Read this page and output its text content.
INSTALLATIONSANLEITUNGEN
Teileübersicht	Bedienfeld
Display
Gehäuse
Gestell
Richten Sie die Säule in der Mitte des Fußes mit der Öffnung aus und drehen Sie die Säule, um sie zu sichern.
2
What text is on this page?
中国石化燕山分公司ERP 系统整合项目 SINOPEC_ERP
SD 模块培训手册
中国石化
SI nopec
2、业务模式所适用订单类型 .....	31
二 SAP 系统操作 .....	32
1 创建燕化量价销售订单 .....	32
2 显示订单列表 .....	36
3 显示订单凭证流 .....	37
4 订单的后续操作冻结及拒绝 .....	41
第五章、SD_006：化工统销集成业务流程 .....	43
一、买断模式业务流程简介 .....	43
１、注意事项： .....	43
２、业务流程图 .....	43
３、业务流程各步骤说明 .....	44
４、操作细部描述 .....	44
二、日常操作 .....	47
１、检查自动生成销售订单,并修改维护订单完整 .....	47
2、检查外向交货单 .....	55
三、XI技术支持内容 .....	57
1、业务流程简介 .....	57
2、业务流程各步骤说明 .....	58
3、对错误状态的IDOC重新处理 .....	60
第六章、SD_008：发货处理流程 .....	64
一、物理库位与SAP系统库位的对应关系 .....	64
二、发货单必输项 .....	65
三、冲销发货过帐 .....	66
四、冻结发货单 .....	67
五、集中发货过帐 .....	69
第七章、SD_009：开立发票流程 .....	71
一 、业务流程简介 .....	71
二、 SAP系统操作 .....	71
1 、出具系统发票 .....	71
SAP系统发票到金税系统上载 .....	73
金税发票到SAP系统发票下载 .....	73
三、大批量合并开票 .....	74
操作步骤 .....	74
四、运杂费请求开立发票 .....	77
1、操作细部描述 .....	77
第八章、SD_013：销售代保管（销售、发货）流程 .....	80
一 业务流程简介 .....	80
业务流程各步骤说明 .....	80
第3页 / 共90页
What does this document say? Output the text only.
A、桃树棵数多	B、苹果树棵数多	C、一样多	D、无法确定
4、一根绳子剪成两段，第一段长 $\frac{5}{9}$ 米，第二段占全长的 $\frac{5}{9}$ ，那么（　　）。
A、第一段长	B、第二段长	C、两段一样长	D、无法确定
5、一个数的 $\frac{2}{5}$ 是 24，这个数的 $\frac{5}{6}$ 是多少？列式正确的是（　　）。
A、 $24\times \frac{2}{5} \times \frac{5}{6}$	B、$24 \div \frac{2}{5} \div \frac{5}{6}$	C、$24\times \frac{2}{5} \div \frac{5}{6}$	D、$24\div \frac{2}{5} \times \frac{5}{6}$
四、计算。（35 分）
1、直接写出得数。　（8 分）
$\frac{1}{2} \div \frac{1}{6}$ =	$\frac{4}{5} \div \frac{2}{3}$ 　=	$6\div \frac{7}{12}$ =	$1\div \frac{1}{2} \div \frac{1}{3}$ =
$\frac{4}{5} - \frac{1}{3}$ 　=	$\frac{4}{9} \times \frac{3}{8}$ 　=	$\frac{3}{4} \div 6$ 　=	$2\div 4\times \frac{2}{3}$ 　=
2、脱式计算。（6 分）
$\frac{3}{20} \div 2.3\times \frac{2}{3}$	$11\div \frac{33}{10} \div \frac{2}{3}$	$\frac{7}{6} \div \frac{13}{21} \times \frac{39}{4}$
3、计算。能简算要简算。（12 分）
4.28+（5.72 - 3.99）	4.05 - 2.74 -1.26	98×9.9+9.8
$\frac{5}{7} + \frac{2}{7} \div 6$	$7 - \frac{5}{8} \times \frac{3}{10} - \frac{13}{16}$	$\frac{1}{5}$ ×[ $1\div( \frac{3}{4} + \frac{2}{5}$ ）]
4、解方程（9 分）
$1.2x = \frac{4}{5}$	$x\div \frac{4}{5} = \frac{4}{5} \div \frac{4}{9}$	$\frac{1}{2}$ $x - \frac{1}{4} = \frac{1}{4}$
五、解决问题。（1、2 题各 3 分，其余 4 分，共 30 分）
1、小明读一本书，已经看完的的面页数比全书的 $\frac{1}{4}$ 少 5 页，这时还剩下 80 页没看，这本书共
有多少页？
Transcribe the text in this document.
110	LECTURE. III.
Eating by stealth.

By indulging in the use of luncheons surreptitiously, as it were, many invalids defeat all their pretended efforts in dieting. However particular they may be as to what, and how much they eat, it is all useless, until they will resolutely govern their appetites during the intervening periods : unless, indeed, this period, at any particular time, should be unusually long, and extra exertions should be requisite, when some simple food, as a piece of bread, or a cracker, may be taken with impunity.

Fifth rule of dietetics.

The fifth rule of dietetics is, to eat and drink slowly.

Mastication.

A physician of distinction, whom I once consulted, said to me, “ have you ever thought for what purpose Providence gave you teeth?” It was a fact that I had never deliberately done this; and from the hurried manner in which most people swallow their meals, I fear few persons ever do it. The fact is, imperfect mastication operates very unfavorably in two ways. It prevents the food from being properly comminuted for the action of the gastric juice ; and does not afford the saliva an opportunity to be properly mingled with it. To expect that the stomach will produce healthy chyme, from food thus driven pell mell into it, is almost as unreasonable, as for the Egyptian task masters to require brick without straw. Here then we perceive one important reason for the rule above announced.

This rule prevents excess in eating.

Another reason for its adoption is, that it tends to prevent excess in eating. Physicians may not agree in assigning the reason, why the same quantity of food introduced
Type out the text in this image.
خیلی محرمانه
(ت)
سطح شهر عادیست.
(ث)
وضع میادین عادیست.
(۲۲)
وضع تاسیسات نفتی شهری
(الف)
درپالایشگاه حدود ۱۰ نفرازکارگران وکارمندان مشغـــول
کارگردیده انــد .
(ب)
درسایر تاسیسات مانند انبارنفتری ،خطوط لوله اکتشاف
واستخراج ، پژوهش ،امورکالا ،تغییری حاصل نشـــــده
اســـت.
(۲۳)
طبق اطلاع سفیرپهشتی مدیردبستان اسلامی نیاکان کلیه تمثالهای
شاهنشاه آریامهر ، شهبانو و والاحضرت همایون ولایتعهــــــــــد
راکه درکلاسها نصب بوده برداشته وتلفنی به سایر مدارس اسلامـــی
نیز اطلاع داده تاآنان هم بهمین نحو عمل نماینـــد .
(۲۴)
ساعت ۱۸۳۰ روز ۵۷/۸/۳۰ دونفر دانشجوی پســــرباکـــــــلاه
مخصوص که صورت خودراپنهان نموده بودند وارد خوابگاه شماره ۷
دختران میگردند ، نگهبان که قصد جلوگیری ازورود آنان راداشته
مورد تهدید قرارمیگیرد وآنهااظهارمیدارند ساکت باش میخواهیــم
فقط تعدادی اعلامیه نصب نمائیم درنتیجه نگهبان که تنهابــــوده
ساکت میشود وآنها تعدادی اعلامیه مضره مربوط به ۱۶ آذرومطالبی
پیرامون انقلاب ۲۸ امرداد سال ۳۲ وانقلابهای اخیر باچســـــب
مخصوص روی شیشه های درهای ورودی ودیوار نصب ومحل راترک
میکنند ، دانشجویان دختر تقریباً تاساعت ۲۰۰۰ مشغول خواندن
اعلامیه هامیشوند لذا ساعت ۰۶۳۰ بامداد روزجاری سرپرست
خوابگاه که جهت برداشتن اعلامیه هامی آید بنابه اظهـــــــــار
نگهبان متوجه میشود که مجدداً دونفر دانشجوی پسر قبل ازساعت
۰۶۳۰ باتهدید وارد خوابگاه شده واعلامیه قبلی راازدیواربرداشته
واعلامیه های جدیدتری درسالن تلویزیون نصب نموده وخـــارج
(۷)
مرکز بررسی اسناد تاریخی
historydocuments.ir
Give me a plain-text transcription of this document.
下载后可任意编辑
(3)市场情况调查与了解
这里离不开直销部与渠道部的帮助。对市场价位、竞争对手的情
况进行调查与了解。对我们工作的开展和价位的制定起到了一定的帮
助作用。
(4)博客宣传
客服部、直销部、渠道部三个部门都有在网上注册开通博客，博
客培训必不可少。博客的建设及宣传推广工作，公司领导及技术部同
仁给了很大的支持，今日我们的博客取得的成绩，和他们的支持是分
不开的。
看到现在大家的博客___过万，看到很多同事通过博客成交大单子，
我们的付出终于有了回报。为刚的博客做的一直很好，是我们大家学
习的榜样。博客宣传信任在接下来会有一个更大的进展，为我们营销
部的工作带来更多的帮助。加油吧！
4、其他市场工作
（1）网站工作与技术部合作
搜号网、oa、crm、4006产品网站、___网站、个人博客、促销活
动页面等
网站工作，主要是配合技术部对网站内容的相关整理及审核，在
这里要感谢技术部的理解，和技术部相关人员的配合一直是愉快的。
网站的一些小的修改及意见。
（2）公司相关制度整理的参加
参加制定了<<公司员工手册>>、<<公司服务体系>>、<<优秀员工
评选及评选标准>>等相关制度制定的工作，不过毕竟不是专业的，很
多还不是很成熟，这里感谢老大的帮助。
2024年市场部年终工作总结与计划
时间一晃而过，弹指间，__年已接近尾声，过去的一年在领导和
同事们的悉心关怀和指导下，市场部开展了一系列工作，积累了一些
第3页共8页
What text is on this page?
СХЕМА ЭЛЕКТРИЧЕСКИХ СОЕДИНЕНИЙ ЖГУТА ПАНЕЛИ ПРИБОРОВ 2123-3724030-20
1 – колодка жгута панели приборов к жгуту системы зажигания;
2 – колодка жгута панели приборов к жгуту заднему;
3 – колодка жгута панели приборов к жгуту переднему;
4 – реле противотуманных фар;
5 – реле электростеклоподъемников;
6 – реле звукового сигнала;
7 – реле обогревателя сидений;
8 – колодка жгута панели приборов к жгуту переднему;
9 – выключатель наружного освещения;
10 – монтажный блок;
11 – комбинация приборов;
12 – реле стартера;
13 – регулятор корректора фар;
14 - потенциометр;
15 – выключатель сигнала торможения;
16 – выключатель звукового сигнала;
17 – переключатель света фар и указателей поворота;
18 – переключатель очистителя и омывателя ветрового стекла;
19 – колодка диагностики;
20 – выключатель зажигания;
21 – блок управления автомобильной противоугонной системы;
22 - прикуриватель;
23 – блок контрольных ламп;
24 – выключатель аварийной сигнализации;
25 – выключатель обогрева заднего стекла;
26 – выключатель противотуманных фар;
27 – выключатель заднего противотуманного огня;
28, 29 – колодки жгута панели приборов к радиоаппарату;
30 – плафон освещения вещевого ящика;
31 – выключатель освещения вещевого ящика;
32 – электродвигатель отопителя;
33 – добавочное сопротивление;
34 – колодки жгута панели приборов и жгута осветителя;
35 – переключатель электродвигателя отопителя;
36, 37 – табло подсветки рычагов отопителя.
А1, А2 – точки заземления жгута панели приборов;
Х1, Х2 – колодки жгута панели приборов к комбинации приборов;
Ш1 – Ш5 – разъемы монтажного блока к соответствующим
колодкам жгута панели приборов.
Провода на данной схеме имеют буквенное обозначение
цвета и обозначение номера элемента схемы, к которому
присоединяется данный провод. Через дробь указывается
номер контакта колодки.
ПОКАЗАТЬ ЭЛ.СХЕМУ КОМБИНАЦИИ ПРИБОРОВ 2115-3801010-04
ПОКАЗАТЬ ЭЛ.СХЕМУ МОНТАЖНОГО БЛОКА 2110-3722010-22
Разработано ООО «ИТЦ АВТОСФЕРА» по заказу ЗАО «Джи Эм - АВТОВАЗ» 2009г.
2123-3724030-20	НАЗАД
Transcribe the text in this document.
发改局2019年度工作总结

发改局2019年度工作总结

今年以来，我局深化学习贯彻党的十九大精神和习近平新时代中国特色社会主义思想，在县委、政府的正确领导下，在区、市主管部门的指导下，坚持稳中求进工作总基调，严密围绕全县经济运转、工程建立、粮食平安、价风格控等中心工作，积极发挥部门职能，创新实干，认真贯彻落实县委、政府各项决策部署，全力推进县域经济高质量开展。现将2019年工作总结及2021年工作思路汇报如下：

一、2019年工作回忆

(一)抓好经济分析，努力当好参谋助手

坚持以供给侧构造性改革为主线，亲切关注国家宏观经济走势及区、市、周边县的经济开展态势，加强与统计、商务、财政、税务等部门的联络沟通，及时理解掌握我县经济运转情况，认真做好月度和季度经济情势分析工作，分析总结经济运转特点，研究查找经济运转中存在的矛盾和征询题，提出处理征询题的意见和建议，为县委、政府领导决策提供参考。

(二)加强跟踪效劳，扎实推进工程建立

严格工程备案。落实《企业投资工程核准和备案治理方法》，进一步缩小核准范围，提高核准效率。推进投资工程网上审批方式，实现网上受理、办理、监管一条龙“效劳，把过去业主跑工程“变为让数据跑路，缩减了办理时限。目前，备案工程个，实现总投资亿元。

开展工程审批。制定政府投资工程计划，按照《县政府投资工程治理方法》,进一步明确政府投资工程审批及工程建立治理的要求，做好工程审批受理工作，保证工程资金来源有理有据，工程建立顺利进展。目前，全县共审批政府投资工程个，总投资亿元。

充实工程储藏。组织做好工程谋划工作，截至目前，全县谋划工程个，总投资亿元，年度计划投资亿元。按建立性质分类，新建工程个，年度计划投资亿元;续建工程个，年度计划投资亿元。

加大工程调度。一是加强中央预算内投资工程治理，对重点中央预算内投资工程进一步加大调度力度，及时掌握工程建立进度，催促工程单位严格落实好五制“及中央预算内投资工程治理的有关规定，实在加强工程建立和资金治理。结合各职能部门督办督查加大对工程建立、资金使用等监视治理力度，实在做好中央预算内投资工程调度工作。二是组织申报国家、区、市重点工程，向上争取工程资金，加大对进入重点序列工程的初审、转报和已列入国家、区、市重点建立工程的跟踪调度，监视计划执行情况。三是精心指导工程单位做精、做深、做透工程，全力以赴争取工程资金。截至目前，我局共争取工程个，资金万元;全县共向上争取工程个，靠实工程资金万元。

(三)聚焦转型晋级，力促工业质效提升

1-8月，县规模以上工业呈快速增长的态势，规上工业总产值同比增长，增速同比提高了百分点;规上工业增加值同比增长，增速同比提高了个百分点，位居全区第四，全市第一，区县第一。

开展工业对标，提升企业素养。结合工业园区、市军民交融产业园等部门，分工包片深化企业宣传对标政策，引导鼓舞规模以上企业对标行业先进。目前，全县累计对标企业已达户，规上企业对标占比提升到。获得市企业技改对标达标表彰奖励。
——————————
### Exercise details
Reproduce each line holding the word "обозначение".

### The completed task
Провода на данной схеме имеют буквенное обозначение
цвета и обозначение номера элемента схемы, к которому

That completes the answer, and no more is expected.